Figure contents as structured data
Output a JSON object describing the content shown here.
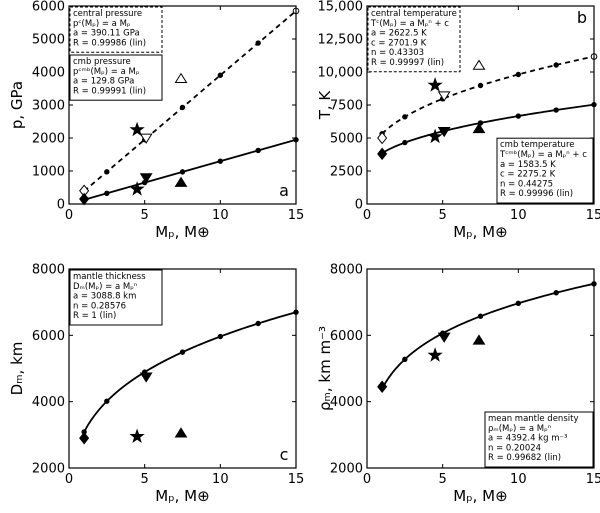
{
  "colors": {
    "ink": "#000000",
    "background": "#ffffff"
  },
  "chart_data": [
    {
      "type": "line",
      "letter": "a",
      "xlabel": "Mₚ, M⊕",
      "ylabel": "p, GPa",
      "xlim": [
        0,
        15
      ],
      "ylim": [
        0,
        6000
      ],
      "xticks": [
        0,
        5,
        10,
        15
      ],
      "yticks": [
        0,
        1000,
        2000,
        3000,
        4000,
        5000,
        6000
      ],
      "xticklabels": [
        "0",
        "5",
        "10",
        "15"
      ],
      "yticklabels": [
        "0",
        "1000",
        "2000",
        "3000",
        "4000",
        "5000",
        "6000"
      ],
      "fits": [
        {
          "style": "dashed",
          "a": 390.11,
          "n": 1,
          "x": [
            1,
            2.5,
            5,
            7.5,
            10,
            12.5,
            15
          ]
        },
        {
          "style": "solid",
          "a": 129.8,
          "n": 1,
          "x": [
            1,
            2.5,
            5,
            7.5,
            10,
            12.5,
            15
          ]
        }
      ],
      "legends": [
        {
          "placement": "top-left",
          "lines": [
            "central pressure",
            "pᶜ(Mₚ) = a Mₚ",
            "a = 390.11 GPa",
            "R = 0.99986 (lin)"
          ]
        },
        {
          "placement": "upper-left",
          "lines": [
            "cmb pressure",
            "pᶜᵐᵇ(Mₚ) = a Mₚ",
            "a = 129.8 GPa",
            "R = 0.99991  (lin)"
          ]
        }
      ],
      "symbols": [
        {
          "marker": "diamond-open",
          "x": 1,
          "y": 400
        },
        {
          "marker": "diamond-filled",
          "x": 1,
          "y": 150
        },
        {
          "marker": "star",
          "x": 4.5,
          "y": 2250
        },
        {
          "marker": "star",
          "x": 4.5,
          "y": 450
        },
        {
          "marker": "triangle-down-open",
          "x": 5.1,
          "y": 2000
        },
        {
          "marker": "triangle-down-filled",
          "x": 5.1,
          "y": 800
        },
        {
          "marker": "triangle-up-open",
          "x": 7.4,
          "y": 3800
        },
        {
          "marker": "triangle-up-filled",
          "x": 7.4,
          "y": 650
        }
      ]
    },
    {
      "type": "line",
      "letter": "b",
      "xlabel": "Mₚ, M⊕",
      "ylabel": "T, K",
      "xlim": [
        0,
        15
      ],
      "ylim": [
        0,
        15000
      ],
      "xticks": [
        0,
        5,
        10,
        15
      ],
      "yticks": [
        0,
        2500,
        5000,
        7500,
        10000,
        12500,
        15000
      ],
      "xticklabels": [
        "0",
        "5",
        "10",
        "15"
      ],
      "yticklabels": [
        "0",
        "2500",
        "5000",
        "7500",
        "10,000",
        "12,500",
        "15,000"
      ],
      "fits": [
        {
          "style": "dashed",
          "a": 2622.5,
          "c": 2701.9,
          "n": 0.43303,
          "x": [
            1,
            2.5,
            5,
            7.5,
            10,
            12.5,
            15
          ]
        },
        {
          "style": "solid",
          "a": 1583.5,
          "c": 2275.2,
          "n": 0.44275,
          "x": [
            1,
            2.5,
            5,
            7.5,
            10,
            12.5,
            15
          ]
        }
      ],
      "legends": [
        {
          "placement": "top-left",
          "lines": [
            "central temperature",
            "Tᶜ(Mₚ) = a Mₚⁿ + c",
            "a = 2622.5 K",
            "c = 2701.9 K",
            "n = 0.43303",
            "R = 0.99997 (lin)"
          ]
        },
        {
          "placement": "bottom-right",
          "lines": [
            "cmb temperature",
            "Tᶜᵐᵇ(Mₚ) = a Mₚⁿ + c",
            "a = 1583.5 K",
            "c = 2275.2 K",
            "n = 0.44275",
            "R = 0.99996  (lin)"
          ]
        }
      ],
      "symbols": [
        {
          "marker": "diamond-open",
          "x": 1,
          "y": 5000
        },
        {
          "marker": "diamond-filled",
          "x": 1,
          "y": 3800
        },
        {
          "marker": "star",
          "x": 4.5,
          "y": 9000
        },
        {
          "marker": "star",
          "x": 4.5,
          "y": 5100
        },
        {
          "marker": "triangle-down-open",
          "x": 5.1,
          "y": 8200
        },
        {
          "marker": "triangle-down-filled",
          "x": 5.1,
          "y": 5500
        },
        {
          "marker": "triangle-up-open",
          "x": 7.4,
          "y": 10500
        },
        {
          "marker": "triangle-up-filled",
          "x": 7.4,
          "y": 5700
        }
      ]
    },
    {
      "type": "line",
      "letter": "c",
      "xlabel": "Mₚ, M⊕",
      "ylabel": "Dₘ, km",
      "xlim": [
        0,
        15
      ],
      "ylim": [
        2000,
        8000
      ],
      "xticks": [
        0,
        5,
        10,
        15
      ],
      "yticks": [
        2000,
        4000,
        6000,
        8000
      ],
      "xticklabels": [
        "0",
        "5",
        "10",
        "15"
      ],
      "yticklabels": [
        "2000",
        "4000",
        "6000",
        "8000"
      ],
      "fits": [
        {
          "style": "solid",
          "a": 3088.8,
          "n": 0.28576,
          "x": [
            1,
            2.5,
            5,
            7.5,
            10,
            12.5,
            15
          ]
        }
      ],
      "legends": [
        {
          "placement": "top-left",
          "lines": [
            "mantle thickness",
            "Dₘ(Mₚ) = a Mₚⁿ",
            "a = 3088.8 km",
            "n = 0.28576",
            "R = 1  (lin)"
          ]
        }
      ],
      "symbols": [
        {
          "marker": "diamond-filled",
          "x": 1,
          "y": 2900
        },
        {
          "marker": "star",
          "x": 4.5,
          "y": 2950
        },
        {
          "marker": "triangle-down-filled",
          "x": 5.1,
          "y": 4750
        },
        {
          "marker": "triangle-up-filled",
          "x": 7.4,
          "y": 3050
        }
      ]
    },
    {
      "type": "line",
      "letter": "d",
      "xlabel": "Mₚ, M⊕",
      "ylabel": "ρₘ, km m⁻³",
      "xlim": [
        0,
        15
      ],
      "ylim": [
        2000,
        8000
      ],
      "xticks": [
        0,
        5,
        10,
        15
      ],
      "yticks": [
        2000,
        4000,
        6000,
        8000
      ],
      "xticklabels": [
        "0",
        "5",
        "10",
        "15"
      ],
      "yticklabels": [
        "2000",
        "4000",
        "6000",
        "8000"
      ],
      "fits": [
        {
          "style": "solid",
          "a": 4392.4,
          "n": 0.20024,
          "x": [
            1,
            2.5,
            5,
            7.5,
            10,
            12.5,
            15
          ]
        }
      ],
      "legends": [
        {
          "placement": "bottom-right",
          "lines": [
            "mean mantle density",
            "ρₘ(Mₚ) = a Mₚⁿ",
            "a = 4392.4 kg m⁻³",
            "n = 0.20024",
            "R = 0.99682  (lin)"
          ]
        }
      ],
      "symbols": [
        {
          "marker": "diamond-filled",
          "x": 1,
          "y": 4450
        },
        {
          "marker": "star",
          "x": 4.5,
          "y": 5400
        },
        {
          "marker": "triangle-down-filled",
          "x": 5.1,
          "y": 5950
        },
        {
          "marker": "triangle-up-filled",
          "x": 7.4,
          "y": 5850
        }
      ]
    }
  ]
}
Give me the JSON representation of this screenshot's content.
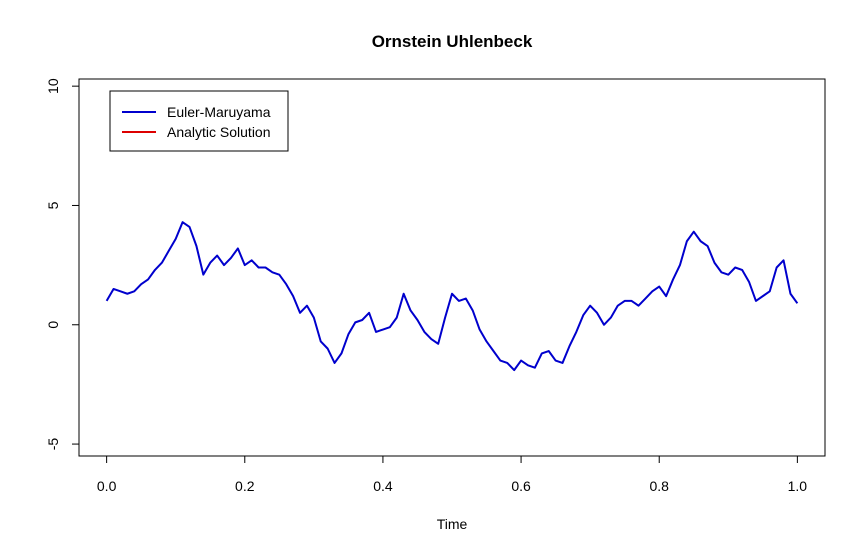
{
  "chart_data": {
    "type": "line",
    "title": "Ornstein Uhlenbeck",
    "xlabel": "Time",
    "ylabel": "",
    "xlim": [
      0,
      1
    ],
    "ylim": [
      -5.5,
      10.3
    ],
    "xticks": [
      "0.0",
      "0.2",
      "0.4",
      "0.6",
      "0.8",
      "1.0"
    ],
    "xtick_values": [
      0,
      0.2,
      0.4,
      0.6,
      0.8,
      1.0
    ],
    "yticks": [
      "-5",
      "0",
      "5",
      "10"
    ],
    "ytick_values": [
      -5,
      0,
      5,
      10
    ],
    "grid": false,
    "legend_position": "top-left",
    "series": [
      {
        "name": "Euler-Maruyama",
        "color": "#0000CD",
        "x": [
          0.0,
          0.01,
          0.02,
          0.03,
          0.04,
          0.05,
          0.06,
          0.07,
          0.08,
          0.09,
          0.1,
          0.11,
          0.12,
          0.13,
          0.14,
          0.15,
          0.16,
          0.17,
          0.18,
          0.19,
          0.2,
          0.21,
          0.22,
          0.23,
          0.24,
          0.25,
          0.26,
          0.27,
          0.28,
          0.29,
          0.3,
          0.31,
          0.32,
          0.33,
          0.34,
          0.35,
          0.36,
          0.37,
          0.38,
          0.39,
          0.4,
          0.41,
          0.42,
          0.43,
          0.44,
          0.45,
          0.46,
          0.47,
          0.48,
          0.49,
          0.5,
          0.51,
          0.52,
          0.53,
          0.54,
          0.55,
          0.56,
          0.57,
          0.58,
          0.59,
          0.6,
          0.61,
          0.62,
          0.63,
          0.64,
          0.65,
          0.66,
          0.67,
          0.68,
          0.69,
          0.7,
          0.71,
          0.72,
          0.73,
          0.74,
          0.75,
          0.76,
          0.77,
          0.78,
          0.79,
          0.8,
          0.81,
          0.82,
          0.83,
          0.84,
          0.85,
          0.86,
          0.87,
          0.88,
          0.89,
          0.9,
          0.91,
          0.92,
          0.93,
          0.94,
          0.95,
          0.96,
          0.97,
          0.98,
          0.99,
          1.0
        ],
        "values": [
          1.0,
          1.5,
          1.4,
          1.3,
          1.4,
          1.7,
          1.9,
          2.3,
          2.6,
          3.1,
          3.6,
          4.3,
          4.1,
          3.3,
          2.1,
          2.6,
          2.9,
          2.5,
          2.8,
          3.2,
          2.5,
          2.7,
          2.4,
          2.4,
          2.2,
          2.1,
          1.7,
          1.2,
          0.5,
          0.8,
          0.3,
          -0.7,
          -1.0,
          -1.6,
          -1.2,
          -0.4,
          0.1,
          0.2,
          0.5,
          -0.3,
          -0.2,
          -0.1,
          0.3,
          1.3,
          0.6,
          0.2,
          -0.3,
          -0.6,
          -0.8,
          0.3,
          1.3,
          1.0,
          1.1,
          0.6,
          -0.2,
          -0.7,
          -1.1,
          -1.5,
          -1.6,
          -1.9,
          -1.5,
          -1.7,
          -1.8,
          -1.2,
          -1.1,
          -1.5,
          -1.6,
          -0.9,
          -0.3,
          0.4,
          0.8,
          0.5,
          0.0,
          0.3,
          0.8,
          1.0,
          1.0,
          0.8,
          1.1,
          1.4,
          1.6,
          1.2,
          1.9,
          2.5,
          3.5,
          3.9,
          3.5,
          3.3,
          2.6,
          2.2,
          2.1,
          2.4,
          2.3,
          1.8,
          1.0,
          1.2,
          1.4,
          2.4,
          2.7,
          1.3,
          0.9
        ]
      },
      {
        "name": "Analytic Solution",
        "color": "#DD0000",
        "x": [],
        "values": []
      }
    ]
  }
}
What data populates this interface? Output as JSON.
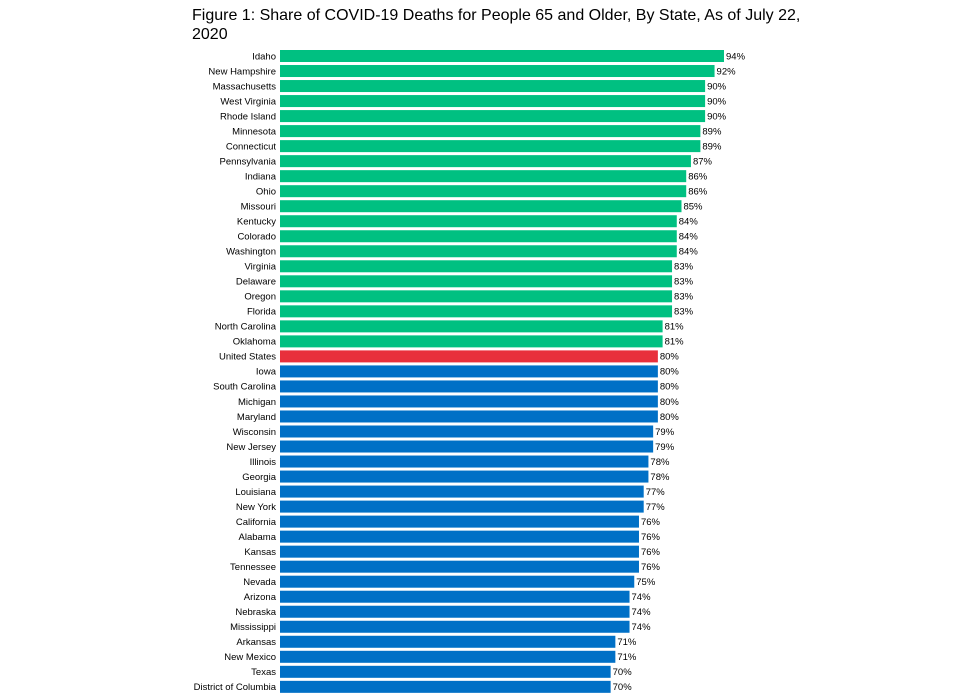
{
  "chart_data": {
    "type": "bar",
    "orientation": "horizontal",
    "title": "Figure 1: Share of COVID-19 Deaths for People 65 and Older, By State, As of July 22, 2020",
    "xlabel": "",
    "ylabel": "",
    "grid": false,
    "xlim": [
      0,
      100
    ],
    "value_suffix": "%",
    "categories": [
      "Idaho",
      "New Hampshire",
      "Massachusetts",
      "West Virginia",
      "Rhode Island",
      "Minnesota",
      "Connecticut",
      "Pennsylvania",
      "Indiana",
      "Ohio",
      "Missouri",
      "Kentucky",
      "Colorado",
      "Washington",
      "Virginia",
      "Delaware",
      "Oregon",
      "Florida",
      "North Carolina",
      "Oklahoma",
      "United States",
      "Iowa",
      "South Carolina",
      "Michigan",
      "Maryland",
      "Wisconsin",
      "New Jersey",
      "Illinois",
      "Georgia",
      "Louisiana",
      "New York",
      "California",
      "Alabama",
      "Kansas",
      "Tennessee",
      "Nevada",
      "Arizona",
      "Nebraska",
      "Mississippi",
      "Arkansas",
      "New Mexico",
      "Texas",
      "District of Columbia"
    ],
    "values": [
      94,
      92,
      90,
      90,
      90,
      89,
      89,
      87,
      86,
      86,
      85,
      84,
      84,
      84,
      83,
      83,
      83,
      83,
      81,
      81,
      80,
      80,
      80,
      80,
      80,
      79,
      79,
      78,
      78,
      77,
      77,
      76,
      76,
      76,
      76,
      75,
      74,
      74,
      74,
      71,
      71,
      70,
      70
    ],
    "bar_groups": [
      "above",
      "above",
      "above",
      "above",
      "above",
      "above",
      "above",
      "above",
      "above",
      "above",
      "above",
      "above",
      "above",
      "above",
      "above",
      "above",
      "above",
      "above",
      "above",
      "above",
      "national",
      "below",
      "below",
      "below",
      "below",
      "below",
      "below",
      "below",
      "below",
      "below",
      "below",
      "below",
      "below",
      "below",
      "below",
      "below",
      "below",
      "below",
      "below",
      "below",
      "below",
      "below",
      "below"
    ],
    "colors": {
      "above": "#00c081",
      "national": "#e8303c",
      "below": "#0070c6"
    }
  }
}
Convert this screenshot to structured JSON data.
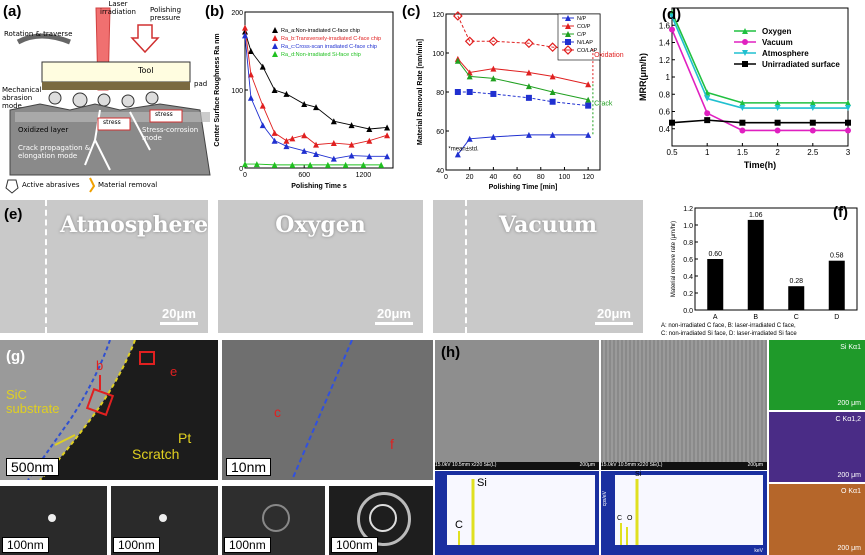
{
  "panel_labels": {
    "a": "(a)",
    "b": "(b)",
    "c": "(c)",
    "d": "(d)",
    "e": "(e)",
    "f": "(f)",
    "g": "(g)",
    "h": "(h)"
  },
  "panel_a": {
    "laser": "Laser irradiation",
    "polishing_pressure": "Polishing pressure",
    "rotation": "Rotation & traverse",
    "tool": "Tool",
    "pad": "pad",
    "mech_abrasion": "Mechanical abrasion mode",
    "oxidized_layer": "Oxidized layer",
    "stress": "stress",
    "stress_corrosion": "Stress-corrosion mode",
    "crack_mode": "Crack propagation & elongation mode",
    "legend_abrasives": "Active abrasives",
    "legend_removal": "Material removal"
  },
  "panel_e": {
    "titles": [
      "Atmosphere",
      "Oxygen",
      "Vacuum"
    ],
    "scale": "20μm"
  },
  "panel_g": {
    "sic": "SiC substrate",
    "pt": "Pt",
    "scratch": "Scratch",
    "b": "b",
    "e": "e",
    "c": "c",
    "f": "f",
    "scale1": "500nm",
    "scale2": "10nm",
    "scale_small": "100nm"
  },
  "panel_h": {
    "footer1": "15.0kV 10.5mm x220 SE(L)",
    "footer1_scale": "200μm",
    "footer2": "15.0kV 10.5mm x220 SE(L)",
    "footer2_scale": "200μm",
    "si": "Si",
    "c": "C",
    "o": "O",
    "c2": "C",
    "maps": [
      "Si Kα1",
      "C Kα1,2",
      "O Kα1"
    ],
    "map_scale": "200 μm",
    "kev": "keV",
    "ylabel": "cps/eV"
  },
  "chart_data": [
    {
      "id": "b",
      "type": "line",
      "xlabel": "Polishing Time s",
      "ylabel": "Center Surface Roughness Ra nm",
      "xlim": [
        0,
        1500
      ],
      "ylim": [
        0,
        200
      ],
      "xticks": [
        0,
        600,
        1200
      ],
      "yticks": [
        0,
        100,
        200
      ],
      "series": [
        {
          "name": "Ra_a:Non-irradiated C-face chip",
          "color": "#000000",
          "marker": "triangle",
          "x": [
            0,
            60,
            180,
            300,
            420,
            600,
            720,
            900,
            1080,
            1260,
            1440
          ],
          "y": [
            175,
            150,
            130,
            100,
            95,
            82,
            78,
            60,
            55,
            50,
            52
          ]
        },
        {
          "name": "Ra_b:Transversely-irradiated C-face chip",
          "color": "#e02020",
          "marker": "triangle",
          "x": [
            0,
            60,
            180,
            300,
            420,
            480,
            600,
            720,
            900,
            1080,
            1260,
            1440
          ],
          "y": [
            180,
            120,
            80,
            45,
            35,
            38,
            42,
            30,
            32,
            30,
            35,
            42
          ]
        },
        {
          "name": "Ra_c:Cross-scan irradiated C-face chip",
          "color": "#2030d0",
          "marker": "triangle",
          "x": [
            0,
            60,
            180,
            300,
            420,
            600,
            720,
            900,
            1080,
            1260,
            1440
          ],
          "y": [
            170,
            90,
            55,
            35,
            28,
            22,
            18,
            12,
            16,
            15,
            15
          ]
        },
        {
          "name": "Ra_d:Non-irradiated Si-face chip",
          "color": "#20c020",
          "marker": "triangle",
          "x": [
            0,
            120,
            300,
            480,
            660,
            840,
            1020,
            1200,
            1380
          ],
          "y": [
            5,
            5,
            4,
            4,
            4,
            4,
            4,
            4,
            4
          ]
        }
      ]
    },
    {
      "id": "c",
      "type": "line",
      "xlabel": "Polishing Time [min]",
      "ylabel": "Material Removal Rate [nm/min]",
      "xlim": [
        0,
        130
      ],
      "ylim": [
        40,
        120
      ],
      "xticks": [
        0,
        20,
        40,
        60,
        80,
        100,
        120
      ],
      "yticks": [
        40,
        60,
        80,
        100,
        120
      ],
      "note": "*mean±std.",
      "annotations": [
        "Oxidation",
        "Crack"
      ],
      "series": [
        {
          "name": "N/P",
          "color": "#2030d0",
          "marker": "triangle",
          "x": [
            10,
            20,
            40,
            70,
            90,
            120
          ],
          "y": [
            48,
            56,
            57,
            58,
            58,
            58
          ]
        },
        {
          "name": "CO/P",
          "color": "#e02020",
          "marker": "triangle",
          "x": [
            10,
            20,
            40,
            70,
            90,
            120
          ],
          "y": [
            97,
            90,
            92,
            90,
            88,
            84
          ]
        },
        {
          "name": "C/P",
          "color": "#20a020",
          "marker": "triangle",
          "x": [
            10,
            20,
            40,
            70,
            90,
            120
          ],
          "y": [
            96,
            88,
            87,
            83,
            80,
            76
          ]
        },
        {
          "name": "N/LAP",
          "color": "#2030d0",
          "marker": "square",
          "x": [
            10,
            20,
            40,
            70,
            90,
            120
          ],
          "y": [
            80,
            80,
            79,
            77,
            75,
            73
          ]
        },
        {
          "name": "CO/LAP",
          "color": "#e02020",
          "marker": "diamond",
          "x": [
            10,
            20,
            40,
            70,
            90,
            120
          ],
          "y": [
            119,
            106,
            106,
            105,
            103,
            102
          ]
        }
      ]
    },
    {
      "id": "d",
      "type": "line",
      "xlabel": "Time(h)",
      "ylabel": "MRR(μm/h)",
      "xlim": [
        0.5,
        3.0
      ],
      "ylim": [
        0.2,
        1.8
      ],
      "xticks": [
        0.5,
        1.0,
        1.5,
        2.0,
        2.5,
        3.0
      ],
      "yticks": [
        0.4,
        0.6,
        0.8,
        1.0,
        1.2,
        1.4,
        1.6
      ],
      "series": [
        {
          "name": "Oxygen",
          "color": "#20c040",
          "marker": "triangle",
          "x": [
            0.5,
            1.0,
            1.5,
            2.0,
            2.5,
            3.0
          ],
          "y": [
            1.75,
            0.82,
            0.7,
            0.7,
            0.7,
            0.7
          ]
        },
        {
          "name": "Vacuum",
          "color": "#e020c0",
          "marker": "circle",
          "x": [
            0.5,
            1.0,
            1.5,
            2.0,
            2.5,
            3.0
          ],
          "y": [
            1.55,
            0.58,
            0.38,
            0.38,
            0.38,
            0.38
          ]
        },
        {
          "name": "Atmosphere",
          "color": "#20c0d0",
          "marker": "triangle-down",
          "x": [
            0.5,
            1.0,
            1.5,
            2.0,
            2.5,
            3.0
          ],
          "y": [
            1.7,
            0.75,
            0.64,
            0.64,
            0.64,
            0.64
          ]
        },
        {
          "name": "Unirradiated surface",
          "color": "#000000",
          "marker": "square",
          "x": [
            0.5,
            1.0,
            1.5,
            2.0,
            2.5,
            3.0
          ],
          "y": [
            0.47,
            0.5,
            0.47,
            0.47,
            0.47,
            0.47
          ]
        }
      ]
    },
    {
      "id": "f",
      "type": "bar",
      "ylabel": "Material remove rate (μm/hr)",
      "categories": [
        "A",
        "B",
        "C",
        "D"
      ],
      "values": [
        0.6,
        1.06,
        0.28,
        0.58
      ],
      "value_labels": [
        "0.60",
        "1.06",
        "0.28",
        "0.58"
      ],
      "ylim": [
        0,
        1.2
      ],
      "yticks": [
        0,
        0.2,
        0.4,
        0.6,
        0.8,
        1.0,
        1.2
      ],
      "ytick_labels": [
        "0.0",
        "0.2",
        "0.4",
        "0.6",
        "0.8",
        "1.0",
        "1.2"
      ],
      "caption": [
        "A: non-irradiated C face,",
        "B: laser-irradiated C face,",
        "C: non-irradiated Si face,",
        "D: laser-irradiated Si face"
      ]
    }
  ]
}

* To do *
Copy each line of the records containing the string "Output".

* The response *
Output a JSON object describing the content shown here.
What data populates this interface? Output as JSON.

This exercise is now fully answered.